▸ GIVEN PROBLEM: Retype each entry below, keeping every character the same.

▸ TASK MATERIAL:
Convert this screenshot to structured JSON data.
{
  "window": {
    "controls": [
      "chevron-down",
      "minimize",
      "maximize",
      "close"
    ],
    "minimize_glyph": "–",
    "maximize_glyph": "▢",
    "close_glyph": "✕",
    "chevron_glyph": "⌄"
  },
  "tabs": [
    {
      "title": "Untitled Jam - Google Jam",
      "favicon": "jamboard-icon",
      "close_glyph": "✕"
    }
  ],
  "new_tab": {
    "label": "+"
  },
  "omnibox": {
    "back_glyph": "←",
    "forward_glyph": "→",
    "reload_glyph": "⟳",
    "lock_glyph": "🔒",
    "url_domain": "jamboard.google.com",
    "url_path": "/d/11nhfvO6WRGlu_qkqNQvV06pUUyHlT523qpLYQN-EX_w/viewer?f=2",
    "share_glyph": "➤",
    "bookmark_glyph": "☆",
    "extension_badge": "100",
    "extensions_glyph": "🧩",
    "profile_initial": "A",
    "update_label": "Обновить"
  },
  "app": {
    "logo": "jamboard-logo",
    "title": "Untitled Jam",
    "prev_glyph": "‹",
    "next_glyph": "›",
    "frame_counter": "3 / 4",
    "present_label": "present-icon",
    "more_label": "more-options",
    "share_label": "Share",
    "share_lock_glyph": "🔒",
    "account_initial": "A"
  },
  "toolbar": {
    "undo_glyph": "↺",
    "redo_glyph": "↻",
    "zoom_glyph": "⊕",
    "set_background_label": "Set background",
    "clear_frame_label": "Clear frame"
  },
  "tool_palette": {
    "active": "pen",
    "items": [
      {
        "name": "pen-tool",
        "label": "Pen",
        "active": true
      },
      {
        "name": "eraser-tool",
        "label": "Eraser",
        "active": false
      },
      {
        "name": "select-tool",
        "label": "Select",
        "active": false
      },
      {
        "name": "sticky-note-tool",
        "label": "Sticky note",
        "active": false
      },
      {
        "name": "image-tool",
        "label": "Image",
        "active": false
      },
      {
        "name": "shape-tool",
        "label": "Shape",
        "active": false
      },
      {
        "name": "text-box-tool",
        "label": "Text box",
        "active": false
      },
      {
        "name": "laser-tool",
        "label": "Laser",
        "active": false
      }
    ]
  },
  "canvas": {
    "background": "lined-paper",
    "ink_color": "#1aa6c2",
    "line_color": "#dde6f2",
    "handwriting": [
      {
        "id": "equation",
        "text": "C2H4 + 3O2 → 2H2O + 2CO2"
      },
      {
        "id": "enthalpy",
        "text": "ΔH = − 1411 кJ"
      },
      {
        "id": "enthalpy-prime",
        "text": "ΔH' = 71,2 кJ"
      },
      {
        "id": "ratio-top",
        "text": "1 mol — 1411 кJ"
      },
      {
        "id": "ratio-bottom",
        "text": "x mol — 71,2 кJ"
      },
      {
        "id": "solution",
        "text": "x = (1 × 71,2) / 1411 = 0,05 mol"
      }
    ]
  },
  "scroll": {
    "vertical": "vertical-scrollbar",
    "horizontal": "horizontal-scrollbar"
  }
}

▸ RESPONSE TO THE TASK:
Convert this screenshot to structured JSON data.
{
  "window": {
    "controls": [
      "chevron-down",
      "minimize",
      "maximize",
      "close"
    ],
    "minimize_glyph": "–",
    "maximize_glyph": "▢",
    "close_glyph": "✕",
    "chevron_glyph": "⌄"
  },
  "tabs": [
    {
      "title": "Untitled Jam - Google Jam",
      "favicon": "jamboard-icon",
      "close_glyph": "✕"
    }
  ],
  "new_tab": {
    "label": "+"
  },
  "omnibox": {
    "back_glyph": "←",
    "forward_glyph": "→",
    "reload_glyph": "⟳",
    "lock_glyph": "🔒",
    "url_domain": "jamboard.google.com",
    "url_path": "/d/11nhfvO6WRGlu_qkqNQvV06pUUyHlT523qpLYQN-EX_w/viewer?f=2",
    "share_glyph": "➤",
    "bookmark_glyph": "☆",
    "extension_badge": "100",
    "extensions_glyph": "🧩",
    "profile_initial": "A",
    "update_label": "Обновить"
  },
  "app": {
    "logo": "jamboard-logo",
    "title": "Untitled Jam",
    "prev_glyph": "‹",
    "next_glyph": "›",
    "frame_counter": "3 / 4",
    "present_label": "present-icon",
    "more_label": "more-options",
    "share_label": "Share",
    "share_lock_glyph": "🔒",
    "account_initial": "A"
  },
  "toolbar": {
    "undo_glyph": "↺",
    "redo_glyph": "↻",
    "zoom_glyph": "⊕",
    "set_background_label": "Set background",
    "clear_frame_label": "Clear frame"
  },
  "tool_palette": {
    "active": "pen",
    "items": [
      {
        "name": "pen-tool",
        "label": "Pen",
        "active": true
      },
      {
        "name": "eraser-tool",
        "label": "Eraser",
        "active": false
      },
      {
        "name": "select-tool",
        "label": "Select",
        "active": false
      },
      {
        "name": "sticky-note-tool",
        "label": "Sticky note",
        "active": false
      },
      {
        "name": "image-tool",
        "label": "Image",
        "active": false
      },
      {
        "name": "shape-tool",
        "label": "Shape",
        "active": false
      },
      {
        "name": "text-box-tool",
        "label": "Text box",
        "active": false
      },
      {
        "name": "laser-tool",
        "label": "Laser",
        "active": false
      }
    ]
  },
  "canvas": {
    "background": "lined-paper",
    "ink_color": "#1aa6c2",
    "line_color": "#dde6f2",
    "handwriting": [
      {
        "id": "equation",
        "text": "C2H4 + 3O2 → 2H2O + 2CO2"
      },
      {
        "id": "enthalpy",
        "text": "ΔH = − 1411 кJ"
      },
      {
        "id": "enthalpy-prime",
        "text": "ΔH' = 71,2 кJ"
      },
      {
        "id": "ratio-top",
        "text": "1 mol — 1411 кJ"
      },
      {
        "id": "ratio-bottom",
        "text": "x mol — 71,2 кJ"
      },
      {
        "id": "solution",
        "text": "x = (1 × 71,2) / 1411 = 0,05 mol"
      }
    ]
  },
  "scroll": {
    "vertical": "vertical-scrollbar",
    "horizontal": "horizontal-scrollbar"
  }
}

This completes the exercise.